Request: Retype all of the data. Every line must match exactly.

Stored records:
○ ○ ○

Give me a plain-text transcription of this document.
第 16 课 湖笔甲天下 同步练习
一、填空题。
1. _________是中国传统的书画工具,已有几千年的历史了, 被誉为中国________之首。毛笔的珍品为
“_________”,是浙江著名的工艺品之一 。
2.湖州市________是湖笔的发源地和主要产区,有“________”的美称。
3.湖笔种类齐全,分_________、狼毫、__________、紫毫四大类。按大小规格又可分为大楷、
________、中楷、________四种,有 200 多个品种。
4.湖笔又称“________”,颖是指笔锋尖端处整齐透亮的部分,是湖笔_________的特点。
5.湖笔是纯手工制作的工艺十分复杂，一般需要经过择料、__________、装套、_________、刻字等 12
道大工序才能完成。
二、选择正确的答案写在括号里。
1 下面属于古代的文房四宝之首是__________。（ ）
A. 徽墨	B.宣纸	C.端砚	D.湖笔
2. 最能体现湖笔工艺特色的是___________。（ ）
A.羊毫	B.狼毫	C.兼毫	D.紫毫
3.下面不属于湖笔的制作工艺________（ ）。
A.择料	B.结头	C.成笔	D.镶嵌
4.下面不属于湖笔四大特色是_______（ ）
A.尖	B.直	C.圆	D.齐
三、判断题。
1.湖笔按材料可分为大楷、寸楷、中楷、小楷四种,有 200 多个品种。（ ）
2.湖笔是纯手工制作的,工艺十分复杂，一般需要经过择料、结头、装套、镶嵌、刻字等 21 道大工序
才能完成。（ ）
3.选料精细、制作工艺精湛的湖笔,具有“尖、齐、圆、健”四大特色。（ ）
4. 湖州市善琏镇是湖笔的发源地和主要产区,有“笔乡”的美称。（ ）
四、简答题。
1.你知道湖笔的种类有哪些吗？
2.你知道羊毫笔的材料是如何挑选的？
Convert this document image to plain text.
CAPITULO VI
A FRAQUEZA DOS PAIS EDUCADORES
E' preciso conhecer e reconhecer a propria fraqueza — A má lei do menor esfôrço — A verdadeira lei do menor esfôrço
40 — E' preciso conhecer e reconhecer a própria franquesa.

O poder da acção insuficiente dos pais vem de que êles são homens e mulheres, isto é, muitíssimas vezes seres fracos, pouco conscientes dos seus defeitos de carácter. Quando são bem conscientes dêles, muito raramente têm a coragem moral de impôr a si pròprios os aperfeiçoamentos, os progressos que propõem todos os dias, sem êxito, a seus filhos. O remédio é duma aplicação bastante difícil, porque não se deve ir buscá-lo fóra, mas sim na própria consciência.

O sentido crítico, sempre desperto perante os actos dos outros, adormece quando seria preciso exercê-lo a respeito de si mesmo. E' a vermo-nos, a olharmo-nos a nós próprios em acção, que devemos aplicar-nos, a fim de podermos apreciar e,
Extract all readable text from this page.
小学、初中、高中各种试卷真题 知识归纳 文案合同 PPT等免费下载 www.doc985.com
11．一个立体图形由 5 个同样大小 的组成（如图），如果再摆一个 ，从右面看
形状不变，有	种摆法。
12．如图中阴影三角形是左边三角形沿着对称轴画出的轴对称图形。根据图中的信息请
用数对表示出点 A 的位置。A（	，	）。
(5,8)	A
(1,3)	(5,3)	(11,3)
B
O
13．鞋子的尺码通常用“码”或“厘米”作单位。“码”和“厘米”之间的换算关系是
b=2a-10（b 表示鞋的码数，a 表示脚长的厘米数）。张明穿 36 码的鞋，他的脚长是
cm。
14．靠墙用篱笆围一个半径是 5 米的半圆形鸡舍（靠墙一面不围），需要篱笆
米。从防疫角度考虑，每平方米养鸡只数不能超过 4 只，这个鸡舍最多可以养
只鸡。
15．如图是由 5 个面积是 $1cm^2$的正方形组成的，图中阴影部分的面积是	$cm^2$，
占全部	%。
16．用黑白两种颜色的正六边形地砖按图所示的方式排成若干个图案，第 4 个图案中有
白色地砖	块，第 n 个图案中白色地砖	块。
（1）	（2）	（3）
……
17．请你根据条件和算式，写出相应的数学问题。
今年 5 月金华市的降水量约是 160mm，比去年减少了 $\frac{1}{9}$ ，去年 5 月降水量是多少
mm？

○ ○ ○

The output:
Give me a plain-text transcription of this document.
第 16 课 湖笔甲天下 同步练习
一、填空题。
1. _________是中国传统的书画工具,已有几千年的历史了, 被誉为中国________之首。毛笔的珍品为
“_________”,是浙江著名的工艺品之一 。
2.湖州市________是湖笔的发源地和主要产区,有“________”的美称。
3.湖笔种类齐全,分_________、狼毫、__________、紫毫四大类。按大小规格又可分为大楷、
________、中楷、________四种,有 200 多个品种。
4.湖笔又称“________”,颖是指笔锋尖端处整齐透亮的部分,是湖笔_________的特点。
5.湖笔是纯手工制作的工艺十分复杂，一般需要经过择料、__________、装套、_________、刻字等 12
道大工序才能完成。
二、选择正确的答案写在括号里。
1 下面属于古代的文房四宝之首是__________。（ ）
A. 徽墨	B.宣纸	C.端砚	D.湖笔
2. 最能体现湖笔工艺特色的是___________。（ ）
A.羊毫	B.狼毫	C.兼毫	D.紫毫
3.下面不属于湖笔的制作工艺________（ ）。
A.择料	B.结头	C.成笔	D.镶嵌
4.下面不属于湖笔四大特色是_______（ ）
A.尖	B.直	C.圆	D.齐
三、判断题。
1.湖笔按材料可分为大楷、寸楷、中楷、小楷四种,有 200 多个品种。（ ）
2.湖笔是纯手工制作的,工艺十分复杂，一般需要经过择料、结头、装套、镶嵌、刻字等 21 道大工序
才能完成。（ ）
3.选料精细、制作工艺精湛的湖笔,具有“尖、齐、圆、健”四大特色。（ ）
4. 湖州市善琏镇是湖笔的发源地和主要产区,有“笔乡”的美称。（ ）
四、简答题。
1.你知道湖笔的种类有哪些吗？
2.你知道羊毫笔的材料是如何挑选的？
Convert this document image to plain text.
CAPITULO VI
A FRAQUEZA DOS PAIS EDUCADORES
E' preciso conhecer e reconhecer a propria fraqueza — A má lei do menor esfôrço — A verdadeira lei do menor esfôrço
40 — E' preciso conhecer e reconhecer a própria franquesa.

O poder da acção insuficiente dos pais vem de que êles são homens e mulheres, isto é, muitíssimas vezes seres fracos, pouco conscientes dos seus defeitos de carácter. Quando são bem conscientes dêles, muito raramente têm a coragem moral de impôr a si pròprios os aperfeiçoamentos, os progressos que propõem todos os dias, sem êxito, a seus filhos. O remédio é duma aplicação bastante difícil, porque não se deve ir buscá-lo fóra, mas sim na própria consciência.

O sentido crítico, sempre desperto perante os actos dos outros, adormece quando seria preciso exercê-lo a respeito de si mesmo. E' a vermo-nos, a olharmo-nos a nós próprios em acção, que devemos aplicar-nos, a fim de podermos apreciar e,
Extract all readable text from this page.
小学、初中、高中各种试卷真题 知识归纳 文案合同 PPT等免费下载 www.doc985.com
11．一个立体图形由 5 个同样大小 的组成（如图），如果再摆一个 ，从右面看
形状不变，有	种摆法。
12．如图中阴影三角形是左边三角形沿着对称轴画出的轴对称图形。根据图中的信息请
用数对表示出点 A 的位置。A（	，	）。
(5,8)	A
(1,3)	(5,3)	(11,3)
B
O
13．鞋子的尺码通常用“码”或“厘米”作单位。“码”和“厘米”之间的换算关系是
b=2a-10（b 表示鞋的码数，a 表示脚长的厘米数）。张明穿 36 码的鞋，他的脚长是
cm。
14．靠墙用篱笆围一个半径是 5 米的半圆形鸡舍（靠墙一面不围），需要篱笆
米。从防疫角度考虑，每平方米养鸡只数不能超过 4 只，这个鸡舍最多可以养
只鸡。
15．如图是由 5 个面积是 $1cm^2$的正方形组成的，图中阴影部分的面积是	$cm^2$，
占全部	%。
16．用黑白两种颜色的正六边形地砖按图所示的方式排成若干个图案，第 4 个图案中有
白色地砖	块，第 n 个图案中白色地砖	块。
（1）	（2）	（3）
……
17．请你根据条件和算式，写出相应的数学问题。
今年 5 月金华市的降水量约是 160mm，比去年减少了 $\frac{1}{9}$ ，去年 5 月降水量是多少
mm？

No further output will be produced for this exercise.